Description of the task — Report every line in the listing that contains the string "default".

Material to process —
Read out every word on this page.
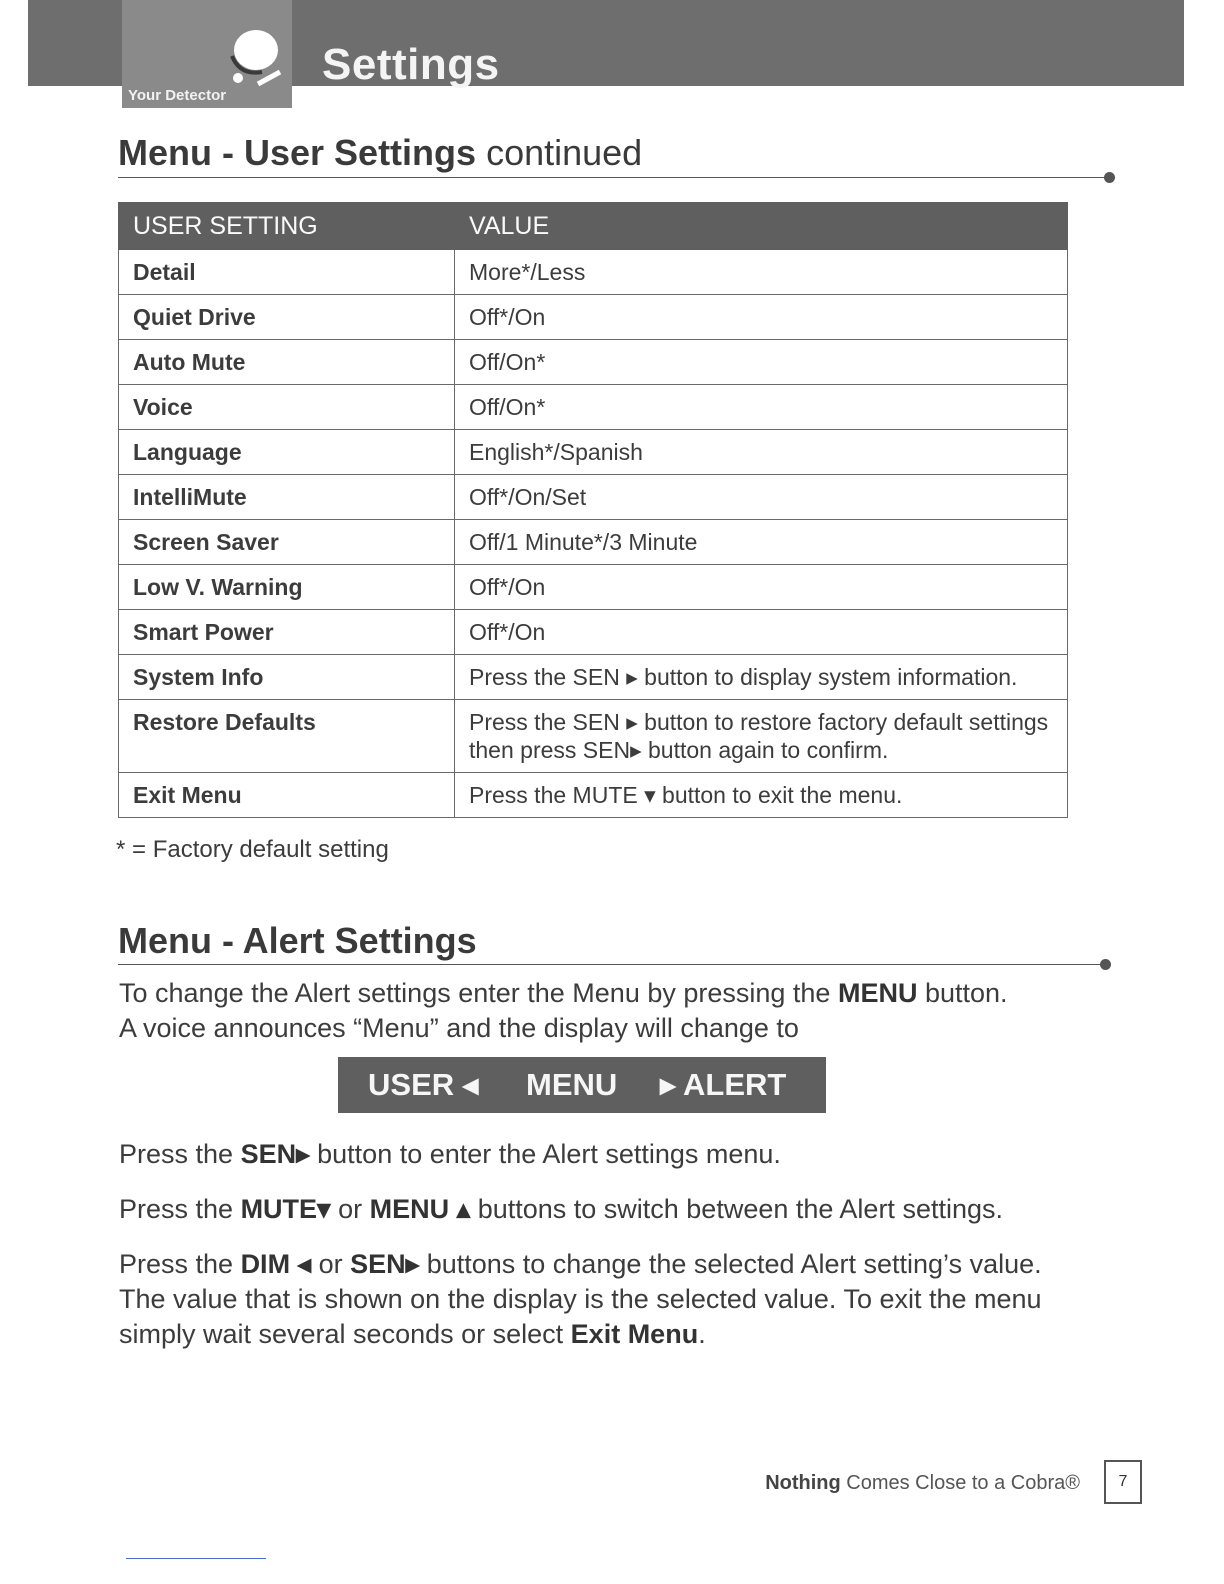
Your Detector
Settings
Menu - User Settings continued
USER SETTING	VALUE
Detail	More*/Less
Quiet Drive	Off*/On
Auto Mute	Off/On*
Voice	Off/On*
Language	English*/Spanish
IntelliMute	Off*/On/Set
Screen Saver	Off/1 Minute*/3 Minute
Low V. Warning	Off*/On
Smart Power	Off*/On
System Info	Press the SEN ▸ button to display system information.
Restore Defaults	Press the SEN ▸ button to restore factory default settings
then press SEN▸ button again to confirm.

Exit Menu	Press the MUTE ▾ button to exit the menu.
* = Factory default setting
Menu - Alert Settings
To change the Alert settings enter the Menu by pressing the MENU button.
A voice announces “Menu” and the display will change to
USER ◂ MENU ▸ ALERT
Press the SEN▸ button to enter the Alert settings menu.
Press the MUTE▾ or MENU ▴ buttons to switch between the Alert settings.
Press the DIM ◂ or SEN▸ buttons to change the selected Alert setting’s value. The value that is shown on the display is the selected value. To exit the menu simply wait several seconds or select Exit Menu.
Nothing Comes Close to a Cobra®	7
...
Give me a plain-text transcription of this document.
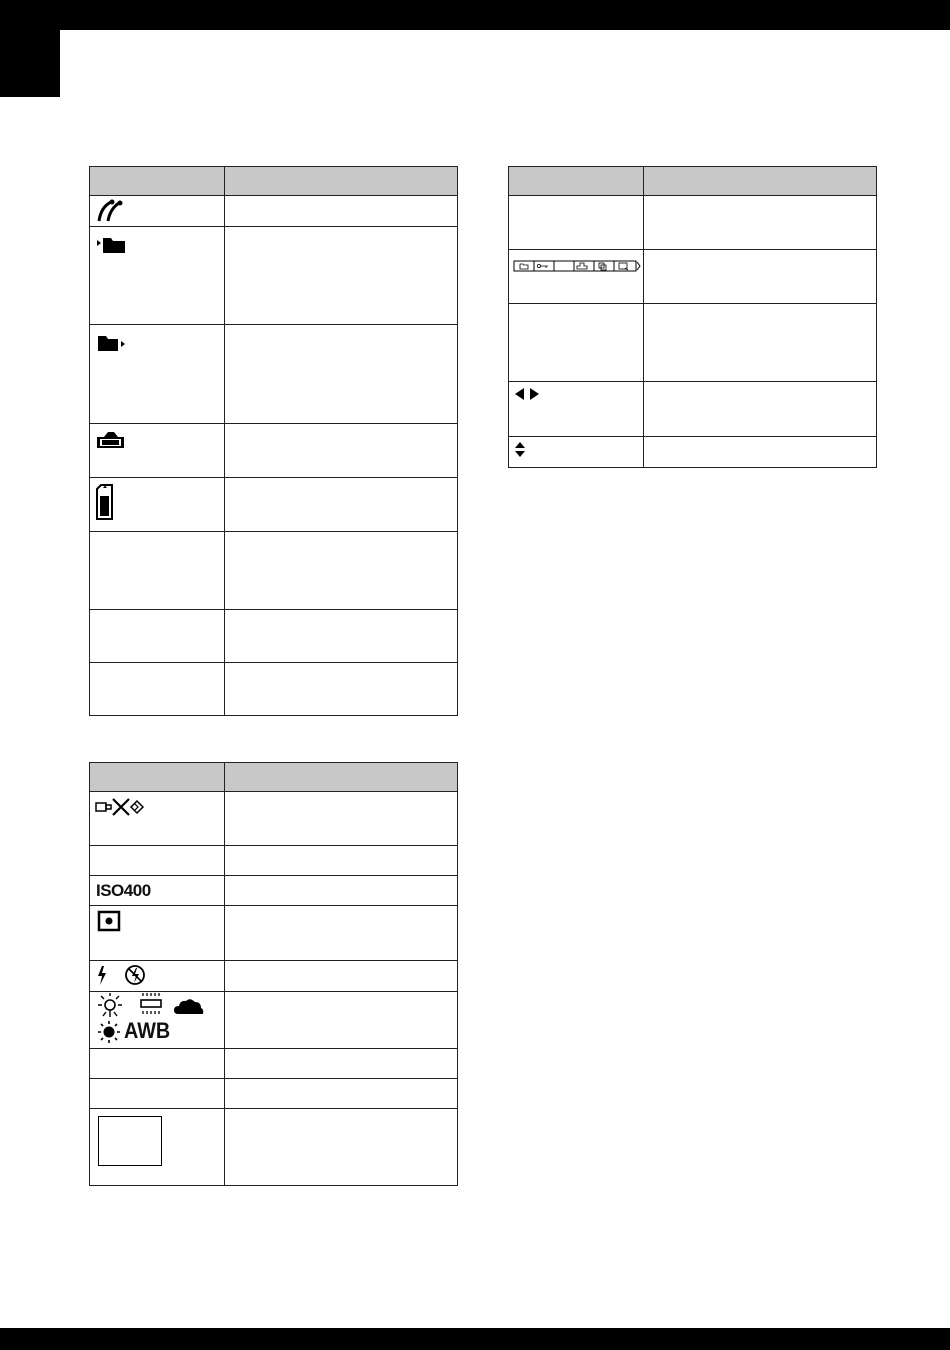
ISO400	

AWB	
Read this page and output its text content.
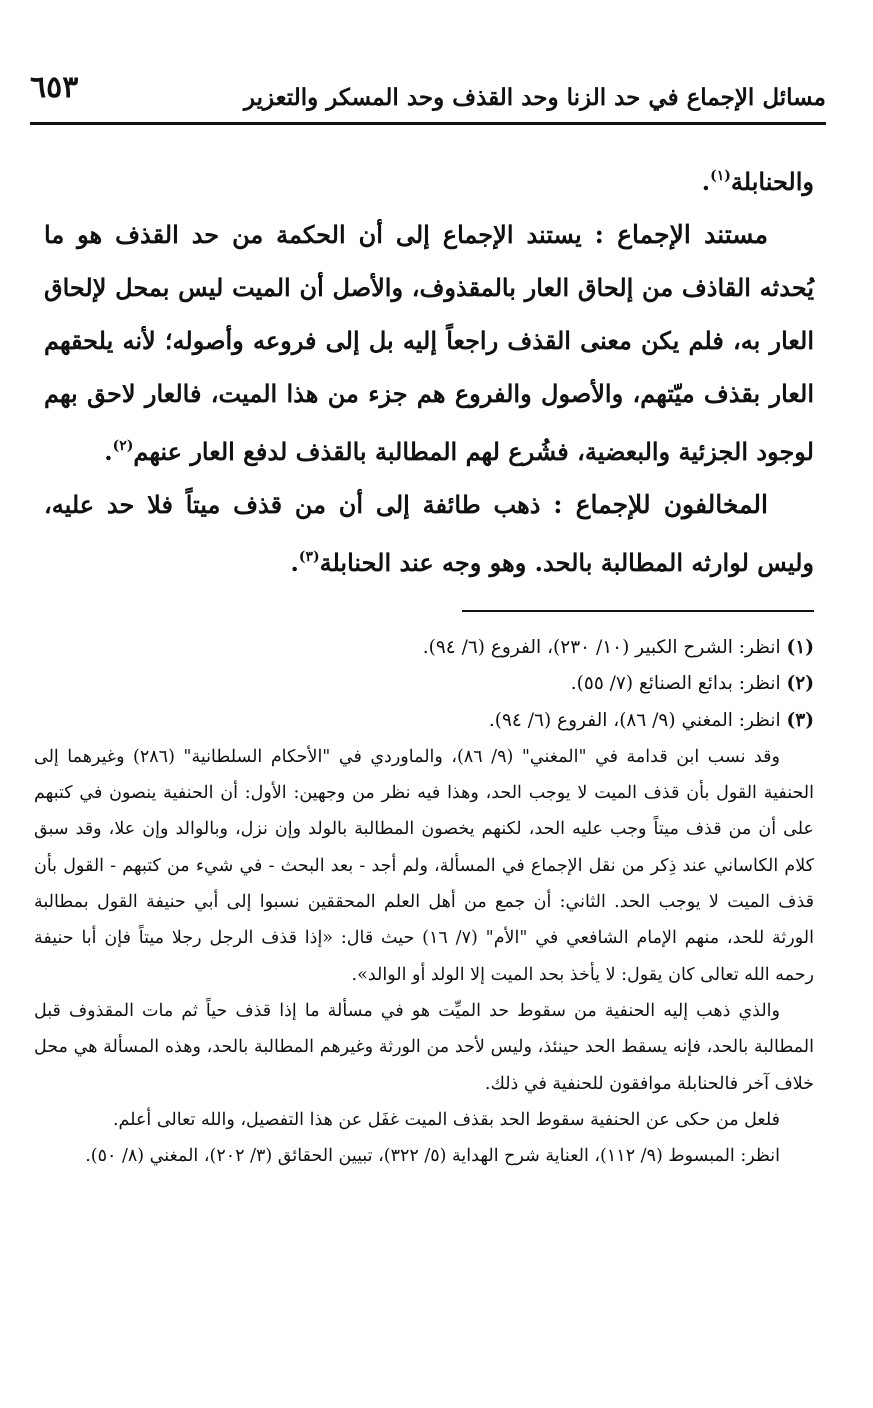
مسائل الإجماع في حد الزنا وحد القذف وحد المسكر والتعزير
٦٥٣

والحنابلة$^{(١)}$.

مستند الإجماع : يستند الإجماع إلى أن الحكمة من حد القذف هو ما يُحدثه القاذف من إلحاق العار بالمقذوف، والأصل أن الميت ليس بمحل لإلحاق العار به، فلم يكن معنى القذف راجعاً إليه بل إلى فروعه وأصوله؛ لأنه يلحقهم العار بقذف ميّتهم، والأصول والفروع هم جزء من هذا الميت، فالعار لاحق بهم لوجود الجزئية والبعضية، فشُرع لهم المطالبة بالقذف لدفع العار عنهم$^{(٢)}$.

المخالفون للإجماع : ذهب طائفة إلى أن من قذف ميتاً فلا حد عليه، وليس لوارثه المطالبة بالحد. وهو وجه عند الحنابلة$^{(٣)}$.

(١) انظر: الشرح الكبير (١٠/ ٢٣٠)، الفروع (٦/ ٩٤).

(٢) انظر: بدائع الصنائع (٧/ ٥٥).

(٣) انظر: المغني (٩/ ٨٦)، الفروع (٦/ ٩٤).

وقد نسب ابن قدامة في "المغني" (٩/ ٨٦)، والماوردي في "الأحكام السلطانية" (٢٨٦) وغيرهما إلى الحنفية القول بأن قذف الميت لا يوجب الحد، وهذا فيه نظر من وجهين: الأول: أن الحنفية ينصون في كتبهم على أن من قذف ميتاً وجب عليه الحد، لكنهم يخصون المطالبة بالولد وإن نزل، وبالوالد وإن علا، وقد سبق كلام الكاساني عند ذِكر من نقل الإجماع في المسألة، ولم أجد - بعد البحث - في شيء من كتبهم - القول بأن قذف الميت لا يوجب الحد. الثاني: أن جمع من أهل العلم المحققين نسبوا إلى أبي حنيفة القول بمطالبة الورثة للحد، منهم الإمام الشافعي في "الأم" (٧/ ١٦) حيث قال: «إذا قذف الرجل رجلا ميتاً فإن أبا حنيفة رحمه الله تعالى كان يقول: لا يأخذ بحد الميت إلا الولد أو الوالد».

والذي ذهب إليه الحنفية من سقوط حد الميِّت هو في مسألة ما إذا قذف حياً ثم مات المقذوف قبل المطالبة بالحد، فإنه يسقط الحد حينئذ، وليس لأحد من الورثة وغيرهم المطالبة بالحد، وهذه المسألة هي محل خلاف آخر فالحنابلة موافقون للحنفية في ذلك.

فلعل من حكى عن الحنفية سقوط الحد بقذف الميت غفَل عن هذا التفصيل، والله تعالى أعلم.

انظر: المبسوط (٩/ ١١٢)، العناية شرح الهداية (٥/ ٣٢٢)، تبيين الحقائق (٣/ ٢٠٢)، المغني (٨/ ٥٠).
==
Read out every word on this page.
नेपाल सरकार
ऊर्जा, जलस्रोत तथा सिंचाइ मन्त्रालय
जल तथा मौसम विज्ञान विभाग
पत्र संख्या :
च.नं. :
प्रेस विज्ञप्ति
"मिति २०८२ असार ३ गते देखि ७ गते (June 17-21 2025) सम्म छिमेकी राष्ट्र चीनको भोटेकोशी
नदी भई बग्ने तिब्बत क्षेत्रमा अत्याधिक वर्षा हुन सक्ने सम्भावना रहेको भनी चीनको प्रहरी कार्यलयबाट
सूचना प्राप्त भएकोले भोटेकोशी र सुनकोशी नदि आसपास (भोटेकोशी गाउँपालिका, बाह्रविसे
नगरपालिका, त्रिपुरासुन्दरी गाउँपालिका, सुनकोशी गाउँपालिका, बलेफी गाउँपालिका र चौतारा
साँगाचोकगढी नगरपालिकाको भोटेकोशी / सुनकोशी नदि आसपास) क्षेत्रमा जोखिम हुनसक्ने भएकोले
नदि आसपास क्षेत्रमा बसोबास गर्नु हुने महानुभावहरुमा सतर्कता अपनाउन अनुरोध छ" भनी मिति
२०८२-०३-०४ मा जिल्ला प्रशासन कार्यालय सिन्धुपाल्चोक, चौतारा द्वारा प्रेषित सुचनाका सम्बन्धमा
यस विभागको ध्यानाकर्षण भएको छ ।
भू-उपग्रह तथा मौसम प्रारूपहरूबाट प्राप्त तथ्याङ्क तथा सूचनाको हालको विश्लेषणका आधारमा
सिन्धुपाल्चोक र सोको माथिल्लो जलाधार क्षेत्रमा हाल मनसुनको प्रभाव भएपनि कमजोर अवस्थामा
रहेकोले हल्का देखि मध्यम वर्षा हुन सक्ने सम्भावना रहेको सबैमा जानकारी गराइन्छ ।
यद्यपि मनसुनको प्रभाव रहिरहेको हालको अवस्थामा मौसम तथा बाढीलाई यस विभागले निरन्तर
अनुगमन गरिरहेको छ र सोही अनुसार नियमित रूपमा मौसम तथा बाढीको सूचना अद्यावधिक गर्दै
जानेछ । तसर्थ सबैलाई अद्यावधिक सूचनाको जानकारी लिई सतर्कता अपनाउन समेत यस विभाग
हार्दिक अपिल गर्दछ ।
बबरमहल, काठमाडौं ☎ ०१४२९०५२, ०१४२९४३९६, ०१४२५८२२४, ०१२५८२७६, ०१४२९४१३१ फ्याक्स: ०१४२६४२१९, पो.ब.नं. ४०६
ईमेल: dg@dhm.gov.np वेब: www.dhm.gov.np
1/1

Solution —
Restore Defaults	Press the SEN ▸ button to restore factory default settings
* = Factory default setting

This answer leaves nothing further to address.